** start **

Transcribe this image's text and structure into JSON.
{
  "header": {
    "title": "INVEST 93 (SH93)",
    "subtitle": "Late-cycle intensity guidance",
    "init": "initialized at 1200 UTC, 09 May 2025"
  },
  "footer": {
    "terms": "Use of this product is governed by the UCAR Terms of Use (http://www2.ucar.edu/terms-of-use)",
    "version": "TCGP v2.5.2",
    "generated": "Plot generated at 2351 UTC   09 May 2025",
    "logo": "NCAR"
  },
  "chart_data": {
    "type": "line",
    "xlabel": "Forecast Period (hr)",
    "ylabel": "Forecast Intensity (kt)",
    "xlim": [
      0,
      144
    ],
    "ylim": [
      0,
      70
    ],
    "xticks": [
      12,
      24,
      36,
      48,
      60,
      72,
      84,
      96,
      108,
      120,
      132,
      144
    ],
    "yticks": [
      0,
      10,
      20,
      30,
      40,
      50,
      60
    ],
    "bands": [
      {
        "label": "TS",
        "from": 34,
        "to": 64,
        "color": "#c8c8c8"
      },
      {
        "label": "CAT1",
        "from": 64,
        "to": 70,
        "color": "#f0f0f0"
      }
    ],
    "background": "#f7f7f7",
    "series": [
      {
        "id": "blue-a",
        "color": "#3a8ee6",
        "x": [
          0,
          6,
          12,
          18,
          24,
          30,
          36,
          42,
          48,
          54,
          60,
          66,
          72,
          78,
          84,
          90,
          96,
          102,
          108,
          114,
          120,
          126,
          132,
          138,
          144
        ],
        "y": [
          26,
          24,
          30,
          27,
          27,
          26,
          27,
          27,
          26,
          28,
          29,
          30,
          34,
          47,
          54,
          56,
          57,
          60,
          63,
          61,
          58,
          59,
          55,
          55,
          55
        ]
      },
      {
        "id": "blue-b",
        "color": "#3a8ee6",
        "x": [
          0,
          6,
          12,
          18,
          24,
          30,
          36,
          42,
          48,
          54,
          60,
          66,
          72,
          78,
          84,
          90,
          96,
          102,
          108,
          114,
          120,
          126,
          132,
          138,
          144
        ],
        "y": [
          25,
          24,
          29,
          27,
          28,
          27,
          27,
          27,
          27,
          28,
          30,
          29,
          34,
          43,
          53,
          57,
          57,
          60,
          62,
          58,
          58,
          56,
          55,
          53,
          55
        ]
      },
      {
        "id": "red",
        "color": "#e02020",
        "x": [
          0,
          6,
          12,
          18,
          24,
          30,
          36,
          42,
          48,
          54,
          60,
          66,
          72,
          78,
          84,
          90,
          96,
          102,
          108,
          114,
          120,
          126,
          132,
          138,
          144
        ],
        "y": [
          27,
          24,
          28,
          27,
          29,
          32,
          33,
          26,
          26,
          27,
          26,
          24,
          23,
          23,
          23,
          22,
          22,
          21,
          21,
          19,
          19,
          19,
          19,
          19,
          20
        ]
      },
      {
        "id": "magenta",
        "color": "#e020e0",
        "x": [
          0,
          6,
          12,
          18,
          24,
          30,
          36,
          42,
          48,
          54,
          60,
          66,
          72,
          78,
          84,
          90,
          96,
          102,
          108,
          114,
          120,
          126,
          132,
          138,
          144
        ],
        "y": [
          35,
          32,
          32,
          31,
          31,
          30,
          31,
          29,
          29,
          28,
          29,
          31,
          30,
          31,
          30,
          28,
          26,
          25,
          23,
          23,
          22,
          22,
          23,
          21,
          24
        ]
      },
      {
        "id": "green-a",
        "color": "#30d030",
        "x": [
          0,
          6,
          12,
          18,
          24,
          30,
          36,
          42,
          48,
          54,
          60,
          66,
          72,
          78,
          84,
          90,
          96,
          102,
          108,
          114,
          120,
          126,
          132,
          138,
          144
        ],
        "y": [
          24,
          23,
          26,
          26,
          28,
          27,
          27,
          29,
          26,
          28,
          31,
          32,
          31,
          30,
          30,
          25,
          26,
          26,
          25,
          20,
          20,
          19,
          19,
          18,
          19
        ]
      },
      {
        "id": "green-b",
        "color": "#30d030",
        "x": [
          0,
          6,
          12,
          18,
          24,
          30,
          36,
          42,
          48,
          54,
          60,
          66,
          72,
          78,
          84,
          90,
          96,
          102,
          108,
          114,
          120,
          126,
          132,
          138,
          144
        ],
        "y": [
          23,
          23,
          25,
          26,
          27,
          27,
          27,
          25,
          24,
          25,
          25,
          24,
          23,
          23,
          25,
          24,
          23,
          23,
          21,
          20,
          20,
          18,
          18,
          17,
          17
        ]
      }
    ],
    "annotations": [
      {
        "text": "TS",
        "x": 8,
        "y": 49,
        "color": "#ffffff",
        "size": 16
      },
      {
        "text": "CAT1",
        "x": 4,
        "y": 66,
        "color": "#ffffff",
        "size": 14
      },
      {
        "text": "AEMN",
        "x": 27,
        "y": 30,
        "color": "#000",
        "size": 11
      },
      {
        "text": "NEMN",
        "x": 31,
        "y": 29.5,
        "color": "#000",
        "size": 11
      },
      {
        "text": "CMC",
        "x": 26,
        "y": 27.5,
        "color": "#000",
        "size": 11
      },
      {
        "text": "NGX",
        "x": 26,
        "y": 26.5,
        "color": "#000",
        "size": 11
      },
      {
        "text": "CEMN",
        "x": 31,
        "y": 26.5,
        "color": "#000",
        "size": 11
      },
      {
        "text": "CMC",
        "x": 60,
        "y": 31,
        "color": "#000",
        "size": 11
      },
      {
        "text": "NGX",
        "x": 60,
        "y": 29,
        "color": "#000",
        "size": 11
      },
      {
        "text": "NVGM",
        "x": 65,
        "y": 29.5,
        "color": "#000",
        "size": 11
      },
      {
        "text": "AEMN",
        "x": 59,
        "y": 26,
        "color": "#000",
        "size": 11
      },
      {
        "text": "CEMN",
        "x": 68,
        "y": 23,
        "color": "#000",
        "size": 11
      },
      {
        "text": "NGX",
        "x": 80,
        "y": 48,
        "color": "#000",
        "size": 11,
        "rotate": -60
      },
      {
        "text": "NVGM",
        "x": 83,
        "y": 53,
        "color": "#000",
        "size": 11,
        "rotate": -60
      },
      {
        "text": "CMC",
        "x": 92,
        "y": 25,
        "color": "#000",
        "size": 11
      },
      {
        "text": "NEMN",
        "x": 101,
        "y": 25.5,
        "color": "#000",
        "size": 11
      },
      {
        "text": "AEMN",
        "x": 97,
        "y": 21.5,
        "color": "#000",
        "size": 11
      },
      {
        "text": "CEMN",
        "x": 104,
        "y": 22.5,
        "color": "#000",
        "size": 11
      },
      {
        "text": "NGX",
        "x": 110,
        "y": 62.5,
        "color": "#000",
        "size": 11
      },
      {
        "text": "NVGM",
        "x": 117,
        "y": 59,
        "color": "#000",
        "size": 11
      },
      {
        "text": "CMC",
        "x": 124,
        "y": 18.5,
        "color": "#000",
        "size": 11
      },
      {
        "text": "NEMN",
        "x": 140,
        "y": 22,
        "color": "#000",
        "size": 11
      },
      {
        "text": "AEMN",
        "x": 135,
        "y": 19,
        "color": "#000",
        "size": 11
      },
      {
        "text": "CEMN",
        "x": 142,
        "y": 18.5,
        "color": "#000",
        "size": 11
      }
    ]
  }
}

** end **

**WHAT YOU HAVE TO DO**
Return the material in full, exactly as shown.

**EXERCISE ANSWER**
Transcribe this image's text and structure into JSON.
{
  "header": {
    "title": "INVEST 93 (SH93)",
    "subtitle": "Late-cycle intensity guidance",
    "init": "initialized at 1200 UTC, 09 May 2025"
  },
  "footer": {
    "terms": "Use of this product is governed by the UCAR Terms of Use (http://www2.ucar.edu/terms-of-use)",
    "version": "TCGP v2.5.2",
    "generated": "Plot generated at 2351 UTC   09 May 2025",
    "logo": "NCAR"
  },
  "chart_data": {
    "type": "line",
    "xlabel": "Forecast Period (hr)",
    "ylabel": "Forecast Intensity (kt)",
    "xlim": [
      0,
      144
    ],
    "ylim": [
      0,
      70
    ],
    "xticks": [
      12,
      24,
      36,
      48,
      60,
      72,
      84,
      96,
      108,
      120,
      132,
      144
    ],
    "yticks": [
      0,
      10,
      20,
      30,
      40,
      50,
      60
    ],
    "bands": [
      {
        "label": "TS",
        "from": 34,
        "to": 64,
        "color": "#c8c8c8"
      },
      {
        "label": "CAT1",
        "from": 64,
        "to": 70,
        "color": "#f0f0f0"
      }
    ],
    "background": "#f7f7f7",
    "series": [
      {
        "id": "blue-a",
        "color": "#3a8ee6",
        "x": [
          0,
          6,
          12,
          18,
          24,
          30,
          36,
          42,
          48,
          54,
          60,
          66,
          72,
          78,
          84,
          90,
          96,
          102,
          108,
          114,
          120,
          126,
          132,
          138,
          144
        ],
        "y": [
          26,
          24,
          30,
          27,
          27,
          26,
          27,
          27,
          26,
          28,
          29,
          30,
          34,
          47,
          54,
          56,
          57,
          60,
          63,
          61,
          58,
          59,
          55,
          55,
          55
        ]
      },
      {
        "id": "blue-b",
        "color": "#3a8ee6",
        "x": [
          0,
          6,
          12,
          18,
          24,
          30,
          36,
          42,
          48,
          54,
          60,
          66,
          72,
          78,
          84,
          90,
          96,
          102,
          108,
          114,
          120,
          126,
          132,
          138,
          144
        ],
        "y": [
          25,
          24,
          29,
          27,
          28,
          27,
          27,
          27,
          27,
          28,
          30,
          29,
          34,
          43,
          53,
          57,
          57,
          60,
          62,
          58,
          58,
          56,
          55,
          53,
          55
        ]
      },
      {
        "id": "red",
        "color": "#e02020",
        "x": [
          0,
          6,
          12,
          18,
          24,
          30,
          36,
          42,
          48,
          54,
          60,
          66,
          72,
          78,
          84,
          90,
          96,
          102,
          108,
          114,
          120,
          126,
          132,
          138,
          144
        ],
        "y": [
          27,
          24,
          28,
          27,
          29,
          32,
          33,
          26,
          26,
          27,
          26,
          24,
          23,
          23,
          23,
          22,
          22,
          21,
          21,
          19,
          19,
          19,
          19,
          19,
          20
        ]
      },
      {
        "id": "magenta",
        "color": "#e020e0",
        "x": [
          0,
          6,
          12,
          18,
          24,
          30,
          36,
          42,
          48,
          54,
          60,
          66,
          72,
          78,
          84,
          90,
          96,
          102,
          108,
          114,
          120,
          126,
          132,
          138,
          144
        ],
        "y": [
          35,
          32,
          32,
          31,
          31,
          30,
          31,
          29,
          29,
          28,
          29,
          31,
          30,
          31,
          30,
          28,
          26,
          25,
          23,
          23,
          22,
          22,
          23,
          21,
          24
        ]
      },
      {
        "id": "green-a",
        "color": "#30d030",
        "x": [
          0,
          6,
          12,
          18,
          24,
          30,
          36,
          42,
          48,
          54,
          60,
          66,
          72,
          78,
          84,
          90,
          96,
          102,
          108,
          114,
          120,
          126,
          132,
          138,
          144
        ],
        "y": [
          24,
          23,
          26,
          26,
          28,
          27,
          27,
          29,
          26,
          28,
          31,
          32,
          31,
          30,
          30,
          25,
          26,
          26,
          25,
          20,
          20,
          19,
          19,
          18,
          19
        ]
      },
      {
        "id": "green-b",
        "color": "#30d030",
        "x": [
          0,
          6,
          12,
          18,
          24,
          30,
          36,
          42,
          48,
          54,
          60,
          66,
          72,
          78,
          84,
          90,
          96,
          102,
          108,
          114,
          120,
          126,
          132,
          138,
          144
        ],
        "y": [
          23,
          23,
          25,
          26,
          27,
          27,
          27,
          25,
          24,
          25,
          25,
          24,
          23,
          23,
          25,
          24,
          23,
          23,
          21,
          20,
          20,
          18,
          18,
          17,
          17
        ]
      }
    ],
    "annotations": [
      {
        "text": "TS",
        "x": 8,
        "y": 49,
        "color": "#ffffff",
        "size": 16
      },
      {
        "text": "CAT1",
        "x": 4,
        "y": 66,
        "color": "#ffffff",
        "size": 14
      },
      {
        "text": "AEMN",
        "x": 27,
        "y": 30,
        "color": "#000",
        "size": 11
      },
      {
        "text": "NEMN",
        "x": 31,
        "y": 29.5,
        "color": "#000",
        "size": 11
      },
      {
        "text": "CMC",
        "x": 26,
        "y": 27.5,
        "color": "#000",
        "size": 11
      },
      {
        "text": "NGX",
        "x": 26,
        "y": 26.5,
        "color": "#000",
        "size": 11
      },
      {
        "text": "CEMN",
        "x": 31,
        "y": 26.5,
        "color": "#000",
        "size": 11
      },
      {
        "text": "CMC",
        "x": 60,
        "y": 31,
        "color": "#000",
        "size": 11
      },
      {
        "text": "NGX",
        "x": 60,
        "y": 29,
        "color": "#000",
        "size": 11
      },
      {
        "text": "NVGM",
        "x": 65,
        "y": 29.5,
        "color": "#000",
        "size": 11
      },
      {
        "text": "AEMN",
        "x": 59,
        "y": 26,
        "color": "#000",
        "size": 11
      },
      {
        "text": "CEMN",
        "x": 68,
        "y": 23,
        "color": "#000",
        "size": 11
      },
      {
        "text": "NGX",
        "x": 80,
        "y": 48,
        "color": "#000",
        "size": 11,
        "rotate": -60
      },
      {
        "text": "NVGM",
        "x": 83,
        "y": 53,
        "color": "#000",
        "size": 11,
        "rotate": -60
      },
      {
        "text": "CMC",
        "x": 92,
        "y": 25,
        "color": "#000",
        "size": 11
      },
      {
        "text": "NEMN",
        "x": 101,
        "y": 25.5,
        "color": "#000",
        "size": 11
      },
      {
        "text": "AEMN",
        "x": 97,
        "y": 21.5,
        "color": "#000",
        "size": 11
      },
      {
        "text": "CEMN",
        "x": 104,
        "y": 22.5,
        "color": "#000",
        "size": 11
      },
      {
        "text": "NGX",
        "x": 110,
        "y": 62.5,
        "color": "#000",
        "size": 11
      },
      {
        "text": "NVGM",
        "x": 117,
        "y": 59,
        "color": "#000",
        "size": 11
      },
      {
        "text": "CMC",
        "x": 124,
        "y": 18.5,
        "color": "#000",
        "size": 11
      },
      {
        "text": "NEMN",
        "x": 140,
        "y": 22,
        "color": "#000",
        "size": 11
      },
      {
        "text": "AEMN",
        "x": 135,
        "y": 19,
        "color": "#000",
        "size": 11
      },
      {
        "text": "CEMN",
        "x": 142,
        "y": 18.5,
        "color": "#000",
        "size": 11
      }
    ]
  }
}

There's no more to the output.